Goal of the exercise
Omit the pictures, then reproduce every remaining record exactly.

### Dataset rows ###

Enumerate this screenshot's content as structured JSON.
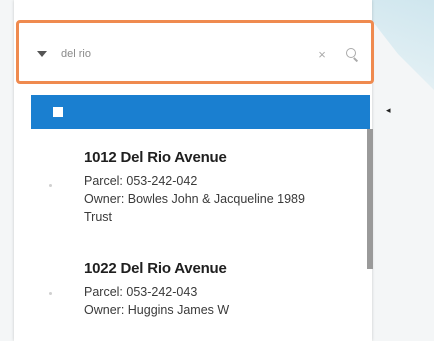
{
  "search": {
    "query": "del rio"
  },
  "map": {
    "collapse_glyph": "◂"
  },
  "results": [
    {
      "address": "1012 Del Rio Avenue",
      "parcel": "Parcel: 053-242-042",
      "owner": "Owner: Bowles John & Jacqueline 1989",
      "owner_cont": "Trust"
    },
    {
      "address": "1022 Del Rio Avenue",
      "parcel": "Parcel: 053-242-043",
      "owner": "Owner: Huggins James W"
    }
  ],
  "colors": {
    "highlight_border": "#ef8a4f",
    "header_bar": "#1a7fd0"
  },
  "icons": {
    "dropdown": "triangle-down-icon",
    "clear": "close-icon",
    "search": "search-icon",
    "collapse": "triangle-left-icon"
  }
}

###

Written answer
Enumerate this screenshot's content as structured JSON.
{
  "search": {
    "query": "del rio"
  },
  "map": {
    "collapse_glyph": "◂"
  },
  "results": [
    {
      "address": "1012 Del Rio Avenue",
      "parcel": "Parcel: 053-242-042",
      "owner": "Owner: Bowles John & Jacqueline 1989",
      "owner_cont": "Trust"
    },
    {
      "address": "1022 Del Rio Avenue",
      "parcel": "Parcel: 053-242-043",
      "owner": "Owner: Huggins James W"
    }
  ],
  "colors": {
    "highlight_border": "#ef8a4f",
    "header_bar": "#1a7fd0"
  },
  "icons": {
    "dropdown": "triangle-down-icon",
    "clear": "close-icon",
    "search": "search-icon",
    "collapse": "triangle-left-icon"
  }
}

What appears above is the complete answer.